[Extracted records]
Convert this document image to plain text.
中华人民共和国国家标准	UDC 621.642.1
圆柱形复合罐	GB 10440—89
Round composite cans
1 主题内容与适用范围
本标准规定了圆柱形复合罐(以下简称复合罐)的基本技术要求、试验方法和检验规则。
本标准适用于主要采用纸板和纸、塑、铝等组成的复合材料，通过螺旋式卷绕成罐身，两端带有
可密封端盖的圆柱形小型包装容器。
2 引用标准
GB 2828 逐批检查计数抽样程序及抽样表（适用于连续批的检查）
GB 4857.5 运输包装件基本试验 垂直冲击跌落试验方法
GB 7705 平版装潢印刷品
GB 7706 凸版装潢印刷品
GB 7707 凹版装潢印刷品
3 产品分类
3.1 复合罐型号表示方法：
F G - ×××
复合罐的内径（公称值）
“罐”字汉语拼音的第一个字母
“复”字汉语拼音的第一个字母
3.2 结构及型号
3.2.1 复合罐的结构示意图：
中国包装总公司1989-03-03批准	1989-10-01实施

_What to do_.
Copy out each line above, character for character.

_Expected answer_.
Convert this document image to plain text.
中华人民共和国国家标准	UDC 621.642.1
圆柱形复合罐	GB 10440—89
Round composite cans
1 主题内容与适用范围
本标准规定了圆柱形复合罐(以下简称复合罐)的基本技术要求、试验方法和检验规则。
本标准适用于主要采用纸板和纸、塑、铝等组成的复合材料，通过螺旋式卷绕成罐身，两端带有
可密封端盖的圆柱形小型包装容器。
2 引用标准
GB 2828 逐批检查计数抽样程序及抽样表（适用于连续批的检查）
GB 4857.5 运输包装件基本试验 垂直冲击跌落试验方法
GB 7705 平版装潢印刷品
GB 7706 凸版装潢印刷品
GB 7707 凹版装潢印刷品
3 产品分类
3.1 复合罐型号表示方法：
F G - ×××
复合罐的内径（公称值）
“罐”字汉语拼音的第一个字母
“复”字汉语拼音的第一个字母
3.2 结构及型号
3.2.1 复合罐的结构示意图：
中国包装总公司1989-03-03批准	1989-10-01实施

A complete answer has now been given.